▸ **DIRECTIVE**
Filter the entries below, keeping only lines with the word "held".

╔══

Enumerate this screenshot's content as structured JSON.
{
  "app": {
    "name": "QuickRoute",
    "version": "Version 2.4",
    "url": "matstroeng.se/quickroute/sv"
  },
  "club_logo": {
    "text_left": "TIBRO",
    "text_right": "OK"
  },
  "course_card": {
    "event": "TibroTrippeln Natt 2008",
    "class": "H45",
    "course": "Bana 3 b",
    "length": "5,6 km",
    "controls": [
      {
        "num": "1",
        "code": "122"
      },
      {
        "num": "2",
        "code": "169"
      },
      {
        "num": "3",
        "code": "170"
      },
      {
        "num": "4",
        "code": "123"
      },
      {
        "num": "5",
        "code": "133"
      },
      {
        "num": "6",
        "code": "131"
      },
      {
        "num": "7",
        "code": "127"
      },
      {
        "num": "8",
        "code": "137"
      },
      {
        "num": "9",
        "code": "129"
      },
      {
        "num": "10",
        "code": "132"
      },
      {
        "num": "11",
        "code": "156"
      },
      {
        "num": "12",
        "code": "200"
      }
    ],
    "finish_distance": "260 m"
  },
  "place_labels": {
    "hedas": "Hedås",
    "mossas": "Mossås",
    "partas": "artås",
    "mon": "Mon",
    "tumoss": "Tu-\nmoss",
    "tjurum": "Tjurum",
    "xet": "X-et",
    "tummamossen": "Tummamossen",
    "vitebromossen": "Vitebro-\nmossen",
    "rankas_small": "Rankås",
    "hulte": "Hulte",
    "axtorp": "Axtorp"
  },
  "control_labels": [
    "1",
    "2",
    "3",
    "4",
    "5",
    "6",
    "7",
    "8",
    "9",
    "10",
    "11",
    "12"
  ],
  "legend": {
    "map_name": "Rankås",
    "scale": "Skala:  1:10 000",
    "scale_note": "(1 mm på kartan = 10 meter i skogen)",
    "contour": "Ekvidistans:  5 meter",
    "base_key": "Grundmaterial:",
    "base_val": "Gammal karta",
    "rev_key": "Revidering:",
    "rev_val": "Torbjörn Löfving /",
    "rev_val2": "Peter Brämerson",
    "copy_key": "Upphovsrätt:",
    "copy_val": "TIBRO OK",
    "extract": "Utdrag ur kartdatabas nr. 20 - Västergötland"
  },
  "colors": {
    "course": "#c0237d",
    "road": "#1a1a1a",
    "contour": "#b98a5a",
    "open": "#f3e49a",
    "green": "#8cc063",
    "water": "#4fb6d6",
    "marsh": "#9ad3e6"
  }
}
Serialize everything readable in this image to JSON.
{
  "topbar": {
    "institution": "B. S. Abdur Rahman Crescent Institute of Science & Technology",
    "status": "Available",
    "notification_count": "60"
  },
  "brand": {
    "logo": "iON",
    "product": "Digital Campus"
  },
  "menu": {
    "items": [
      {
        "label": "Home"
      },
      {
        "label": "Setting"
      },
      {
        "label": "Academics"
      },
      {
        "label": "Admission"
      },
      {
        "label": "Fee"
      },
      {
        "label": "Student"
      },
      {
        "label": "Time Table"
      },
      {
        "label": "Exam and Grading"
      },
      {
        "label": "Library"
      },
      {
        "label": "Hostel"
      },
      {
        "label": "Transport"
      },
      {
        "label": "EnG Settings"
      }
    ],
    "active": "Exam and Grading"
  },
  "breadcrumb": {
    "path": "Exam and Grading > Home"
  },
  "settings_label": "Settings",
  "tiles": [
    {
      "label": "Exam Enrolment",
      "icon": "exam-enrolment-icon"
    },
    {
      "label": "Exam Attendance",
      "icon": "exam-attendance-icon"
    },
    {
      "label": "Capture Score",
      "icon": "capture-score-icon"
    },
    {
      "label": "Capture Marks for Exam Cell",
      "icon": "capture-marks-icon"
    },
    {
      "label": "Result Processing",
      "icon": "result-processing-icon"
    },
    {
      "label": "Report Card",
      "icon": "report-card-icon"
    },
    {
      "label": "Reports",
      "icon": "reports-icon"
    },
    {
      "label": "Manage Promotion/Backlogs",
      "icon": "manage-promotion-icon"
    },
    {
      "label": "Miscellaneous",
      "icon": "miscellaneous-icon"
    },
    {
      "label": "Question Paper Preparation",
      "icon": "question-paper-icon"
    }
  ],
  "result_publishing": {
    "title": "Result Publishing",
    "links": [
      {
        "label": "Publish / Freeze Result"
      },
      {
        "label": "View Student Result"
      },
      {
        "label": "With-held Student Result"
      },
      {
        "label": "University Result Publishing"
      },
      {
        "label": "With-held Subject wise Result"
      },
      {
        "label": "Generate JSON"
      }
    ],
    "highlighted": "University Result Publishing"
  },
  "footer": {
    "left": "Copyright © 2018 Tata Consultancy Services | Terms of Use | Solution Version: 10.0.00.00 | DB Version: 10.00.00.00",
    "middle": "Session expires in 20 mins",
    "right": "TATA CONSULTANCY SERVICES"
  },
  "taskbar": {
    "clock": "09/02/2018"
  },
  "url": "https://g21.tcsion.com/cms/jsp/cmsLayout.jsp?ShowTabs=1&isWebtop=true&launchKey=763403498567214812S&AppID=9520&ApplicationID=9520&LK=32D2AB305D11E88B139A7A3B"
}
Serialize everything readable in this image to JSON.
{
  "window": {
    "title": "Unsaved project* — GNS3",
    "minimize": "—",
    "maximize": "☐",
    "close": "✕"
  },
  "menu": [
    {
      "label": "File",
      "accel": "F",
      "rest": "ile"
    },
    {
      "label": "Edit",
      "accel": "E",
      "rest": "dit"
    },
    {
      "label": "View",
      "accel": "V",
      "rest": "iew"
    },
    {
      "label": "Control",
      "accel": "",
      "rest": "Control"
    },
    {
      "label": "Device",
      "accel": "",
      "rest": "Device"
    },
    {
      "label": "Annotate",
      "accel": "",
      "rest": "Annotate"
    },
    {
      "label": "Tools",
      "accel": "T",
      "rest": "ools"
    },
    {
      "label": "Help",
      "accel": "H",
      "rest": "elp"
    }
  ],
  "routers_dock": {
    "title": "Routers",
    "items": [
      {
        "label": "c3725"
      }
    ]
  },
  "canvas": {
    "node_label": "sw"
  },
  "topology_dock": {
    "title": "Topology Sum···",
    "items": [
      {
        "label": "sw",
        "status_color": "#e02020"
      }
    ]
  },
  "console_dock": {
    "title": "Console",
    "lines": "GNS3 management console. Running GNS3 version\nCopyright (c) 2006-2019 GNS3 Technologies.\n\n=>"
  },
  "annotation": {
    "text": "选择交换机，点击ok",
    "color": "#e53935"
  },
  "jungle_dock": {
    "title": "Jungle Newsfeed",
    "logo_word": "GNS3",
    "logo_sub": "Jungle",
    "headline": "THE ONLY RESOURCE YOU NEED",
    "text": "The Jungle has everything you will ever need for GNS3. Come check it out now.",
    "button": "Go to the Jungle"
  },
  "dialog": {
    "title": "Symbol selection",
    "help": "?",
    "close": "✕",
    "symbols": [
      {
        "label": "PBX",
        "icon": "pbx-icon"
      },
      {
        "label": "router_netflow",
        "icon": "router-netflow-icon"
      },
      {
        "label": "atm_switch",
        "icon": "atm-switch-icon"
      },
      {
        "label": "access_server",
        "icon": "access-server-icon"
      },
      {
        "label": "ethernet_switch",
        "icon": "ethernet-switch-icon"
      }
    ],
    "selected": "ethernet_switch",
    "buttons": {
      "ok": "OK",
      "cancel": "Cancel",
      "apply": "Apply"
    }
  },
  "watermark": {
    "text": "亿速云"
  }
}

╚══

▸ **ANSWER TO THIS TASK**
        "label": "With-held Student Result"
        "label": "With-held Subject wise Result"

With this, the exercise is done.